Saved entries
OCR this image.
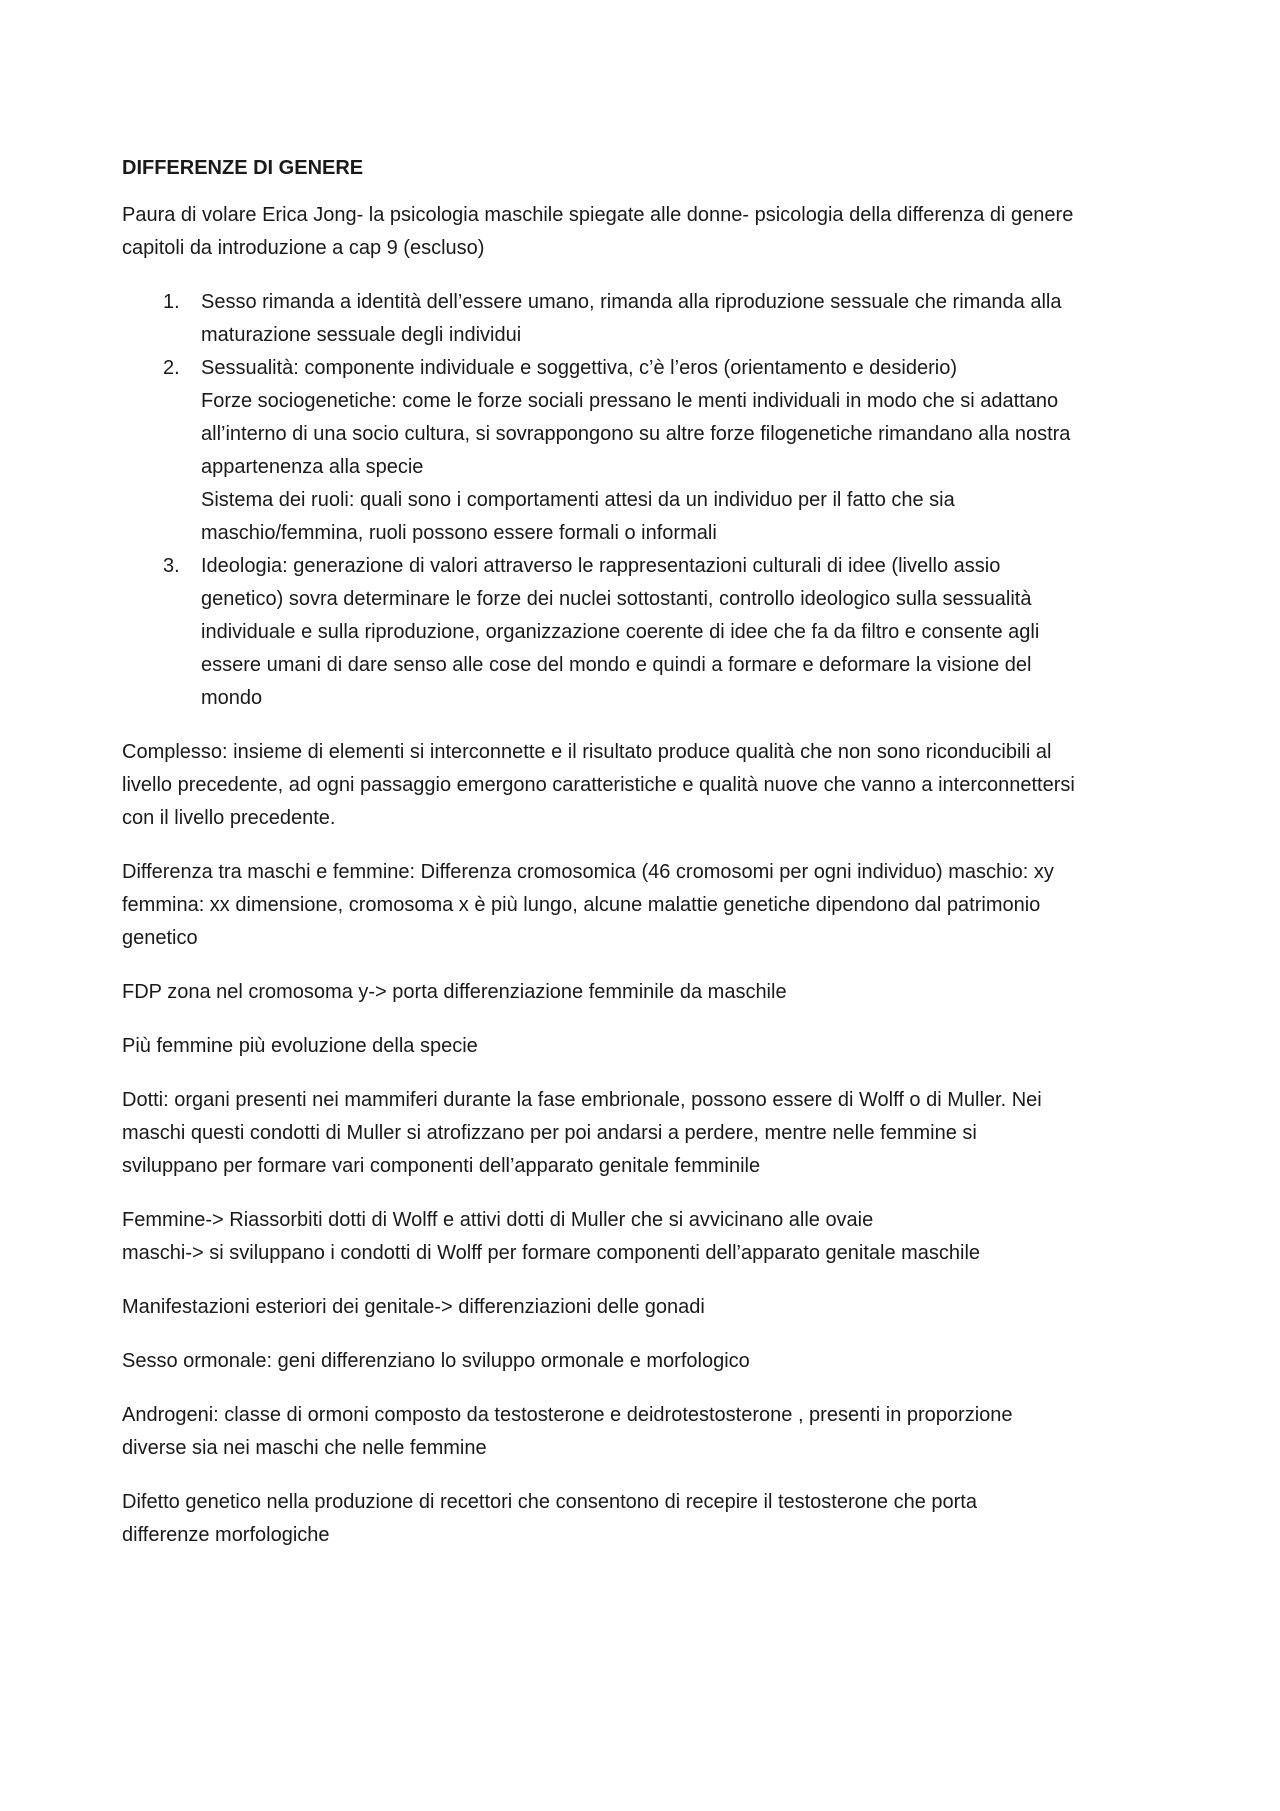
DIFFERENZE DI GENERE
Paura di volare Erica Jong- la psicologia maschile spiegate alle donne- psicologia della differenza di genere
capitoli da introduzione a cap 9 (escluso)
1. Sesso rimanda a identità dell’essere umano, rimanda alla riproduzione sessuale che rimanda alla
maturazione sessuale degli individui
2. Sessualità: componente individuale e soggettiva, c’è l’eros (orientamento e desiderio)
Forze sociogenetiche: come le forze sociali pressano le menti individuali in modo che si adattano
all’interno di una socio cultura, si sovrappongono su altre forze filogenetiche rimandano alla nostra
appartenenza alla specie
Sistema dei ruoli: quali sono i comportamenti attesi da un individuo per il fatto che sia
maschio/femmina, ruoli possono essere formali o informali
3. Ideologia: generazione di valori attraverso le rappresentazioni culturali di idee (livello assio
genetico) sovra determinare le forze dei nuclei sottostanti, controllo ideologico sulla sessualità
individuale e sulla riproduzione, organizzazione coerente di idee che fa da filtro e consente agli
essere umani di dare senso alle cose del mondo e quindi a formare e deformare la visione del
mondo
Complesso: insieme di elementi si interconnette e il risultato produce qualità che non sono riconducibili al
livello precedente, ad ogni passaggio emergono caratteristiche e qualità nuove che vanno a interconnettersi
con il livello precedente.
Differenza tra maschi e femmine: Differenza cromosomica (46 cromosomi per ogni individuo) maschio: xy
femmina: xx dimensione, cromosoma x è più lungo, alcune malattie genetiche dipendono dal patrimonio
genetico
FDP zona nel cromosoma y-> porta differenziazione femminile da maschile
Più femmine più evoluzione della specie
Dotti: organi presenti nei mammiferi durante la fase embrionale, possono essere di Wolff o di Muller. Nei
maschi questi condotti di Muller si atrofizzano per poi andarsi a perdere, mentre nelle femmine si
sviluppano per formare vari componenti dell’apparato genitale femminile
Femmine-> Riassorbiti dotti di Wolff e attivi dotti di Muller che si avvicinano alle ovaie
maschi-> si sviluppano i condotti di Wolff per formare componenti dell’apparato genitale maschile
Manifestazioni esteriori dei genitale-> differenziazioni delle gonadi
Sesso ormonale: geni differenziano lo sviluppo ormonale e morfologico
Androgeni: classe di ormoni composto da testosterone e deidrotestosterone , presenti in proporzione
diverse sia nei maschi che nelle femmine
Difetto genetico nella produzione di recettori che consentono di recepire il testosterone che porta
differenze morfologiche
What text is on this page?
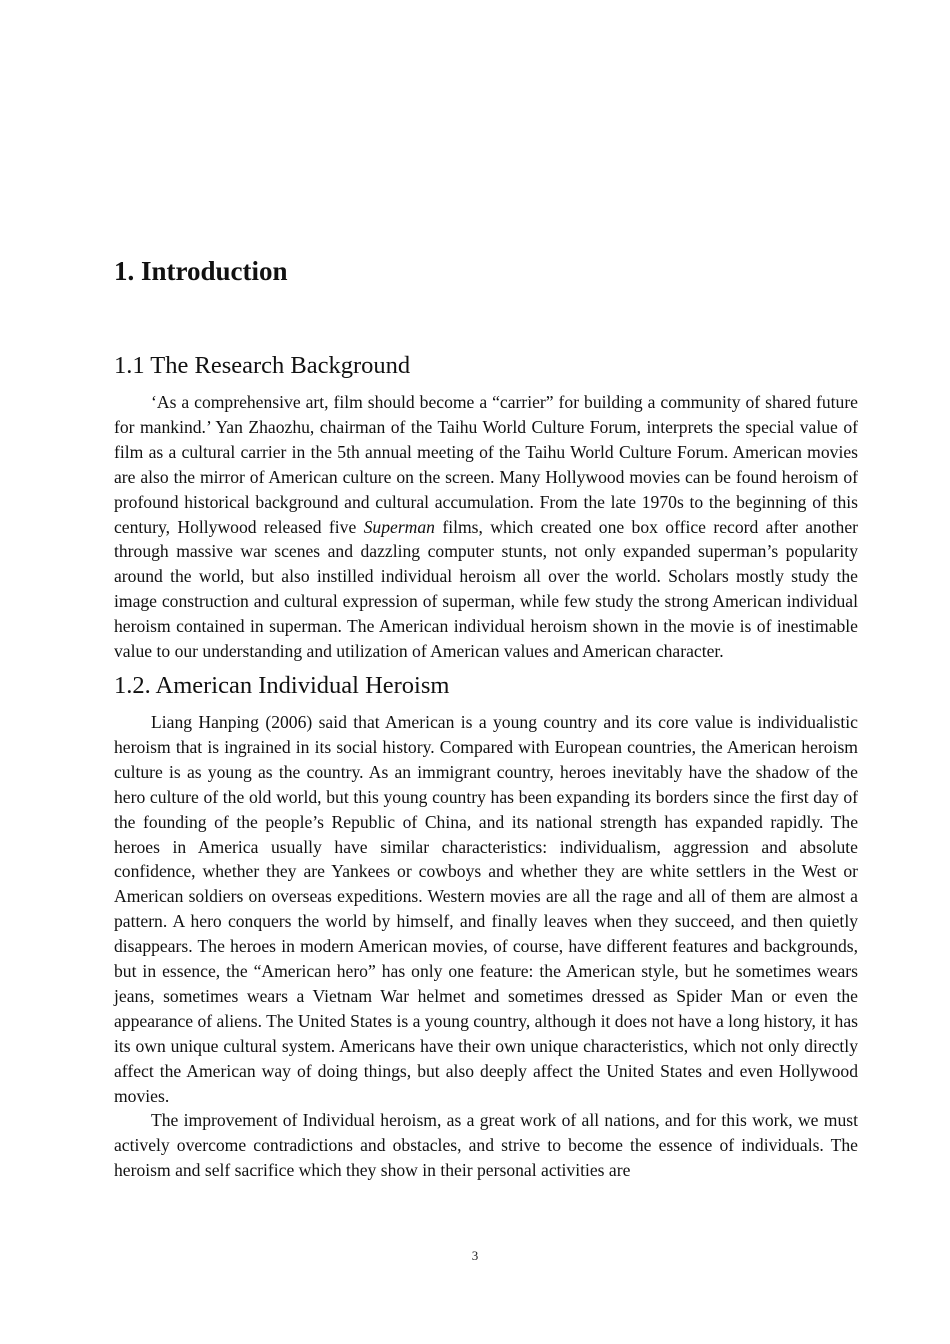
1. Introduction
1.1 The Research Background

‘As a comprehensive art, film should become a “carrier” for building a community of shared future for mankind.’ Yan Zhaozhu, chairman of the Taihu World Culture Forum, interprets the special value of film as a cultural carrier in the 5th annual meeting of the Taihu World Culture Forum. American movies are also the mirror of American culture on the screen. Many Hollywood movies can be found heroism of profound historical background and cultural accumulation. From the late 1970s to the beginning of this century, Hollywood released five Superman films, which created one box office record after another through massive war scenes and dazzling computer stunts, not only expanded superman’s popularity around the world, but also instilled individual heroism all over the world. Scholars mostly study the image construction and cultural expression of superman, while few study the strong American individual heroism contained in superman. The American individual heroism shown in the movie is of inestimable value to our understanding and utilization of American values and American character.

1.2. American Individual Heroism

Liang Hanping (2006) said that American is a young country and its core value is individualistic heroism that is ingrained in its social history. Compared with European countries, the American heroism culture is as young as the country. As an immigrant country, heroes inevitably have the shadow of the hero culture of the old world, but this young country has been expanding its borders since the first day of the founding of the people’s Republic of China, and its national strength has expanded rapidly. The heroes in America usually have similar characteristics: individualism, aggression and absolute confidence, whether they are Yankees or cowboys and whether they are white settlers in the West or American soldiers on overseas expeditions. Western movies are all the rage and all of them are almost a pattern. A hero conquers the world by himself, and finally leaves when they succeed, and then quietly disappears. The heroes in modern American movies, of course, have different features and backgrounds, but in essence, the “American hero” has only one feature: the American style, but he sometimes wears jeans, sometimes wears a Vietnam War helmet and sometimes dressed as Spider Man or even the appearance of aliens. The United States is a young country, although it does not have a long history, it has its own unique cultural system. Americans have their own unique characteristics, which not only directly affect the American way of doing things, but also deeply affect the United States and even Hollywood movies.

The improvement of Individual heroism, as a great work of all nations, and for this work, we must actively overcome contradictions and obstacles, and strive to become the essence of individuals. The heroism and self sacrifice which they show in their personal activities are

3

- **Task to carry out**:
Print the records above exactly as they stand, but leave out the pictures.

- **Result for this exercise**:
OCR this image.
DIFFERENZE DI GENERE
Paura di volare Erica Jong- la psicologia maschile spiegate alle donne- psicologia della differenza di genere
capitoli da introduzione a cap 9 (escluso)
1. Sesso rimanda a identità dell’essere umano, rimanda alla riproduzione sessuale che rimanda alla
maturazione sessuale degli individui
2. Sessualità: componente individuale e soggettiva, c’è l’eros (orientamento e desiderio)
Forze sociogenetiche: come le forze sociali pressano le menti individuali in modo che si adattano
all’interno di una socio cultura, si sovrappongono su altre forze filogenetiche rimandano alla nostra
appartenenza alla specie
Sistema dei ruoli: quali sono i comportamenti attesi da un individuo per il fatto che sia
maschio/femmina, ruoli possono essere formali o informali
3. Ideologia: generazione di valori attraverso le rappresentazioni culturali di idee (livello assio
genetico) sovra determinare le forze dei nuclei sottostanti, controllo ideologico sulla sessualità
individuale e sulla riproduzione, organizzazione coerente di idee che fa da filtro e consente agli
essere umani di dare senso alle cose del mondo e quindi a formare e deformare la visione del
mondo
Complesso: insieme di elementi si interconnette e il risultato produce qualità che non sono riconducibili al
livello precedente, ad ogni passaggio emergono caratteristiche e qualità nuove che vanno a interconnettersi
con il livello precedente.
Differenza tra maschi e femmine: Differenza cromosomica (46 cromosomi per ogni individuo) maschio: xy
femmina: xx dimensione, cromosoma x è più lungo, alcune malattie genetiche dipendono dal patrimonio
genetico
FDP zona nel cromosoma y-> porta differenziazione femminile da maschile
Più femmine più evoluzione della specie
Dotti: organi presenti nei mammiferi durante la fase embrionale, possono essere di Wolff o di Muller. Nei
maschi questi condotti di Muller si atrofizzano per poi andarsi a perdere, mentre nelle femmine si
sviluppano per formare vari componenti dell’apparato genitale femminile
Femmine-> Riassorbiti dotti di Wolff e attivi dotti di Muller che si avvicinano alle ovaie
maschi-> si sviluppano i condotti di Wolff per formare componenti dell’apparato genitale maschile
Manifestazioni esteriori dei genitale-> differenziazioni delle gonadi
Sesso ormonale: geni differenziano lo sviluppo ormonale e morfologico
Androgeni: classe di ormoni composto da testosterone e deidrotestosterone , presenti in proporzione
diverse sia nei maschi che nelle femmine
Difetto genetico nella produzione di recettori che consentono di recepire il testosterone che porta
differenze morfologiche
What text is on this page?
1. Introduction
1.1 The Research Background

‘As a comprehensive art, film should become a “carrier” for building a community of shared future for mankind.’ Yan Zhaozhu, chairman of the Taihu World Culture Forum, interprets the special value of film as a cultural carrier in the 5th annual meeting of the Taihu World Culture Forum. American movies are also the mirror of American culture on the screen. Many Hollywood movies can be found heroism of profound historical background and cultural accumulation. From the late 1970s to the beginning of this century, Hollywood released five Superman films, which created one box office record after another through massive war scenes and dazzling computer stunts, not only expanded superman’s popularity around the world, but also instilled individual heroism all over the world. Scholars mostly study the image construction and cultural expression of superman, while few study the strong American individual heroism contained in superman. The American individual heroism shown in the movie is of inestimable value to our understanding and utilization of American values and American character.

1.2. American Individual Heroism

Liang Hanping (2006) said that American is a young country and its core value is individualistic heroism that is ingrained in its social history. Compared with European countries, the American heroism culture is as young as the country. As an immigrant country, heroes inevitably have the shadow of the hero culture of the old world, but this young country has been expanding its borders since the first day of the founding of the people’s Republic of China, and its national strength has expanded rapidly. The heroes in America usually have similar characteristics: individualism, aggression and absolute confidence, whether they are Yankees or cowboys and whether they are white settlers in the West or American soldiers on overseas expeditions. Western movies are all the rage and all of them are almost a pattern. A hero conquers the world by himself, and finally leaves when they succeed, and then quietly disappears. The heroes in modern American movies, of course, have different features and backgrounds, but in essence, the “American hero” has only one feature: the American style, but he sometimes wears jeans, sometimes wears a Vietnam War helmet and sometimes dressed as Spider Man or even the appearance of aliens. The United States is a young country, although it does not have a long history, it has its own unique cultural system. Americans have their own unique characteristics, which not only directly affect the American way of doing things, but also deeply affect the United States and even Hollywood movies.

The improvement of Individual heroism, as a great work of all nations, and for this work, we must actively overcome contradictions and obstacles, and strive to become the essence of individuals. The heroism and self sacrifice which they show in their personal activities are

3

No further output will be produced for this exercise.